▶ **What you are asked to do**
Rewrite the items from the beginning through the line containing "description-line: commitment to", changing every "corner-bracket" to "corner-mark" and leaving everything else as it is.

▶ **Input**
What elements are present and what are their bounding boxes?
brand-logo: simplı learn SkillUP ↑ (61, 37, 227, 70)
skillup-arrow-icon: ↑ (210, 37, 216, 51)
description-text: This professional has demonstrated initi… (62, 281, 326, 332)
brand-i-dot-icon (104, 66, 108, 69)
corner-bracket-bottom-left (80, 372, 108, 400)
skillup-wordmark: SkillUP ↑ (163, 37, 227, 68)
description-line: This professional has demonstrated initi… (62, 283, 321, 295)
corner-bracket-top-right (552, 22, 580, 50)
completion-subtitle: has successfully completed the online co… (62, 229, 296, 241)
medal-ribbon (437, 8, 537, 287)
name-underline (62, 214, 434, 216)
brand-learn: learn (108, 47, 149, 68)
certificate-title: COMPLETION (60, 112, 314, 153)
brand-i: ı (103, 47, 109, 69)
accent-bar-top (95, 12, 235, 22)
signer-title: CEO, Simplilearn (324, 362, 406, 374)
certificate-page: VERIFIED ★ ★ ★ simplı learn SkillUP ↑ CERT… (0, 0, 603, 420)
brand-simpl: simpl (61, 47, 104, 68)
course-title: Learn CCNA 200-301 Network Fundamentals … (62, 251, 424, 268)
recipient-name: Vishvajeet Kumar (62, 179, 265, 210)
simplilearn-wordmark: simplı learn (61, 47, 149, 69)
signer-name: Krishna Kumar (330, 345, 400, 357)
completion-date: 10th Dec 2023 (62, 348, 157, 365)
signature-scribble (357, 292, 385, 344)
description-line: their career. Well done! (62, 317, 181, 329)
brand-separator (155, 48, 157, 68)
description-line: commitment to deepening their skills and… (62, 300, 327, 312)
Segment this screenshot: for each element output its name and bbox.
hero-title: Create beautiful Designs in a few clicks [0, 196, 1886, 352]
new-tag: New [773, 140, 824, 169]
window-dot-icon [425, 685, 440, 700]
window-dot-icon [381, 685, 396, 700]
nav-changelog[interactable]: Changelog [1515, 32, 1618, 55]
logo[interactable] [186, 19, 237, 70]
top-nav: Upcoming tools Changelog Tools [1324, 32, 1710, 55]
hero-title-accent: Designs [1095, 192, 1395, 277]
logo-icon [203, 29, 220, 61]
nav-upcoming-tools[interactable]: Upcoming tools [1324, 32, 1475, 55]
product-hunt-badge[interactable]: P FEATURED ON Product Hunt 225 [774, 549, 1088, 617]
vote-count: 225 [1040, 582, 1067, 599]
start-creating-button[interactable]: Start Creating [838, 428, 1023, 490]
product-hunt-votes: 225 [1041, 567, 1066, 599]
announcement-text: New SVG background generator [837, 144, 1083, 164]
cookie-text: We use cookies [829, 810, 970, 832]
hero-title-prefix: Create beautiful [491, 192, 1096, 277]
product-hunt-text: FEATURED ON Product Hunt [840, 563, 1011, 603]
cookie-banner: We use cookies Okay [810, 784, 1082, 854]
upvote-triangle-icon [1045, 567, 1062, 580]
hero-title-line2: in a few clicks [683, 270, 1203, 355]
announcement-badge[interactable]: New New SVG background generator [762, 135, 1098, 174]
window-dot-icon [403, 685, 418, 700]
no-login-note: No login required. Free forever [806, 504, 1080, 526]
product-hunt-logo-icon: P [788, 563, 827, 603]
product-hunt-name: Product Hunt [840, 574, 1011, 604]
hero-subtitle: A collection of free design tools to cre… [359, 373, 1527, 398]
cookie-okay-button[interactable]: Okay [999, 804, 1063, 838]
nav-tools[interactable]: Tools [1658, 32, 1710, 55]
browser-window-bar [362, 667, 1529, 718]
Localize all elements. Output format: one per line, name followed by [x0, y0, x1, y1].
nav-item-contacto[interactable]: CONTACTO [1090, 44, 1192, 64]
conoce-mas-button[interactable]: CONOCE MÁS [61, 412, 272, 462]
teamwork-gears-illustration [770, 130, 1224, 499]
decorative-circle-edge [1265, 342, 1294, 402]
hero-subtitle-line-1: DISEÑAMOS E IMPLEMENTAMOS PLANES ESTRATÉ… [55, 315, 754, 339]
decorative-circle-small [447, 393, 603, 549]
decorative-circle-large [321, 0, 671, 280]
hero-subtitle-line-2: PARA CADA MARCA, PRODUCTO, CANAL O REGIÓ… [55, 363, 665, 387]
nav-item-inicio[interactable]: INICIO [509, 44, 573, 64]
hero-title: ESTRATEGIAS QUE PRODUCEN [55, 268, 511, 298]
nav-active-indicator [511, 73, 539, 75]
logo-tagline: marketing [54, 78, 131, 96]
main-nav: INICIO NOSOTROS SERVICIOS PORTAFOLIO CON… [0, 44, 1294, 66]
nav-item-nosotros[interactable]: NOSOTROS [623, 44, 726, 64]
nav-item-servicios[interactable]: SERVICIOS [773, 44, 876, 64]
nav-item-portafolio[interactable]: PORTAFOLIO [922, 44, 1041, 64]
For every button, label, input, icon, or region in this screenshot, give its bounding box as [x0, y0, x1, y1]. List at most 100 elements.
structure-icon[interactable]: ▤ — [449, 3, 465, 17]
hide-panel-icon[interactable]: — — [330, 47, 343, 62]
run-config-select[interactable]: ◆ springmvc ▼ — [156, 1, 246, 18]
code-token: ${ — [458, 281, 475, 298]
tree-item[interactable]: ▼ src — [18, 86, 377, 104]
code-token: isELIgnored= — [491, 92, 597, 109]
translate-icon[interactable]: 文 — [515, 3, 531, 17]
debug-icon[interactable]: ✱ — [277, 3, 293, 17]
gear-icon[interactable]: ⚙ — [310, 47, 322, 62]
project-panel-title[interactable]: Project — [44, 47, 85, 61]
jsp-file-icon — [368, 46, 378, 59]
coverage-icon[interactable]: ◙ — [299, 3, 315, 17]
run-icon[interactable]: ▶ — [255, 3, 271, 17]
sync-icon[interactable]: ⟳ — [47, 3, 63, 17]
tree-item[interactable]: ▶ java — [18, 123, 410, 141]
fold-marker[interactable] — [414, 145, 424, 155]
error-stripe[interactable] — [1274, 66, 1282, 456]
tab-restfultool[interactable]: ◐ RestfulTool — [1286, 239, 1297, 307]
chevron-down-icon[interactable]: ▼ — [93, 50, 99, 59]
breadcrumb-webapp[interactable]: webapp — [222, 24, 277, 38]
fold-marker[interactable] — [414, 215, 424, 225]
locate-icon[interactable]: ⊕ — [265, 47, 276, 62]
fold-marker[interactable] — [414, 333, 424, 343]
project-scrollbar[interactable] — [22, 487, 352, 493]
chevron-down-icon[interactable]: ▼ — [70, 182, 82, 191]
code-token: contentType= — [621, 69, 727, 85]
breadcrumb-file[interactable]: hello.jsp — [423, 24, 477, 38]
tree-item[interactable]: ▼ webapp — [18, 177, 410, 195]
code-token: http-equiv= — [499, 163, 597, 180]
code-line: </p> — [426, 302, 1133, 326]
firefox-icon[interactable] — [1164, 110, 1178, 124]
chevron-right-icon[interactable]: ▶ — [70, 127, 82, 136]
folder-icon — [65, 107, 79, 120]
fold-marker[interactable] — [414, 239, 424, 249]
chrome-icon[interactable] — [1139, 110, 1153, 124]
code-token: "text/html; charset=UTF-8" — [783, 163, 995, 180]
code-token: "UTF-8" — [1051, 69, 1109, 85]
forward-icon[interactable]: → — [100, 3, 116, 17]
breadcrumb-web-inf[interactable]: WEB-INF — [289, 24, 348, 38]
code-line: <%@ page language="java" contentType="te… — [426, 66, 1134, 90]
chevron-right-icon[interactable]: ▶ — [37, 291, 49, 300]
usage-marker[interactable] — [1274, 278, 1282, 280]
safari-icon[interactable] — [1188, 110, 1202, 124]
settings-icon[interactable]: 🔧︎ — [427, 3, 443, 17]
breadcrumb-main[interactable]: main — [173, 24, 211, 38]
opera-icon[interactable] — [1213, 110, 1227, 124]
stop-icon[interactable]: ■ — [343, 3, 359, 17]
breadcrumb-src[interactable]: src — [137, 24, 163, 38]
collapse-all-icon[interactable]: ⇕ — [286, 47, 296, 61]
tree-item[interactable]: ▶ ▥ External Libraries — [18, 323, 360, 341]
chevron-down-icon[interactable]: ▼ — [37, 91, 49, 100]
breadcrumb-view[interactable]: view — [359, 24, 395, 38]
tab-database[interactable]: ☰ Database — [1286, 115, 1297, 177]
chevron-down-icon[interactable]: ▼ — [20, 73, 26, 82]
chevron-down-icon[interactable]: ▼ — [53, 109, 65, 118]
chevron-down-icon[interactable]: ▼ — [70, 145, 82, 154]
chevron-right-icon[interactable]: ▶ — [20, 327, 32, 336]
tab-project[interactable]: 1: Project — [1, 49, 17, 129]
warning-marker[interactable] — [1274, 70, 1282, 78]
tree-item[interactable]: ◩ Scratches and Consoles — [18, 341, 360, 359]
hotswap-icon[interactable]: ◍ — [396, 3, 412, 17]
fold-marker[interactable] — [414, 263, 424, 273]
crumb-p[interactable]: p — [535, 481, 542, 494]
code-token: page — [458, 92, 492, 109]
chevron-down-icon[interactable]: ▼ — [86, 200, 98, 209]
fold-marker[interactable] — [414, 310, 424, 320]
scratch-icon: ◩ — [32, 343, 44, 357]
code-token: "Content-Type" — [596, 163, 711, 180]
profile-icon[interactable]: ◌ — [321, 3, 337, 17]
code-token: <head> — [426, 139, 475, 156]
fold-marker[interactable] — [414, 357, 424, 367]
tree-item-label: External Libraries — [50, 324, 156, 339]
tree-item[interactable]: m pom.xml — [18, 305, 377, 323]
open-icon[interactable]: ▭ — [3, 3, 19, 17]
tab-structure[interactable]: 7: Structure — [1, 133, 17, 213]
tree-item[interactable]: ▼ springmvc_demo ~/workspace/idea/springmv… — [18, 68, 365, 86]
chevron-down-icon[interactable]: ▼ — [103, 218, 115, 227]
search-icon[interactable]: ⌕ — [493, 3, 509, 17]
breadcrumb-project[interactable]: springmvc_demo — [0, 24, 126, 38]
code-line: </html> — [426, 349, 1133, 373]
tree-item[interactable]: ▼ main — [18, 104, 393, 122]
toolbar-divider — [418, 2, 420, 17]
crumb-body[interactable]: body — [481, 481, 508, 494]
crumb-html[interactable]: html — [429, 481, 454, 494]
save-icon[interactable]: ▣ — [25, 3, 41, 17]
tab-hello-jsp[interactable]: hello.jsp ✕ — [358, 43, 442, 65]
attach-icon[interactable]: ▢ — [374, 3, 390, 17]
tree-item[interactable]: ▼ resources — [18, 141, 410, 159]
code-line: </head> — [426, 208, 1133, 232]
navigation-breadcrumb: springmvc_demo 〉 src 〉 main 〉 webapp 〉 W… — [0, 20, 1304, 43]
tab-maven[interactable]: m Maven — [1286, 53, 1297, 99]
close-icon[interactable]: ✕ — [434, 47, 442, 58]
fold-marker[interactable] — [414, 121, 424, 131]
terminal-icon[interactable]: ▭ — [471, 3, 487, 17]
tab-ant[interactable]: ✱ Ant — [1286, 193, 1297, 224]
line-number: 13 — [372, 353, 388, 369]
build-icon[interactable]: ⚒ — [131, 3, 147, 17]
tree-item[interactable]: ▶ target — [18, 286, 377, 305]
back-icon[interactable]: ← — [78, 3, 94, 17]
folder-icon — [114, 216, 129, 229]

▶ **Solution to this problem**
What elements are present and what are their bounding boxes?
brand-logo: simplı learn SkillUP ↑ (61, 37, 227, 70)
skillup-arrow-icon: ↑ (210, 37, 216, 51)
description-text: This professional has demonstrated initi… (62, 281, 326, 332)
brand-i-dot-icon (104, 66, 108, 69)
corner-mark-bottom-left (80, 372, 108, 400)
skillup-wordmark: SkillUP ↑ (163, 37, 227, 68)
description-line: This professional has demonstrated initi… (62, 283, 321, 295)
corner-mark-top-right (552, 22, 580, 50)
completion-subtitle: has successfully completed the online co… (62, 229, 296, 241)
medal-ribbon (437, 8, 537, 287)
name-underline (62, 214, 434, 216)
brand-learn: learn (108, 47, 149, 68)
certificate-title: COMPLETION (60, 112, 314, 153)
brand-i: ı (103, 47, 109, 69)
accent-bar-top (95, 12, 235, 22)
signer-title: CEO, Simplilearn (324, 362, 406, 374)
certificate-page: VERIFIED ★ ★ ★ simplı learn SkillUP ↑ CERT… (0, 0, 603, 420)
brand-simpl: simpl (61, 47, 104, 68)
course-title: Learn CCNA 200-301 Network Fundamentals … (62, 251, 424, 268)
recipient-name: Vishvajeet Kumar (62, 179, 265, 210)
simplilearn-wordmark: simplı learn (61, 47, 149, 69)
signer-name: Krishna Kumar (330, 345, 400, 357)
completion-date: 10th Dec 2023 (62, 348, 157, 365)
signature-scribble (357, 292, 385, 344)
description-line: their career. Well done! (62, 317, 181, 329)
brand-separator (155, 48, 157, 68)
description-line: commitment to deepening their skills and… (62, 300, 327, 312)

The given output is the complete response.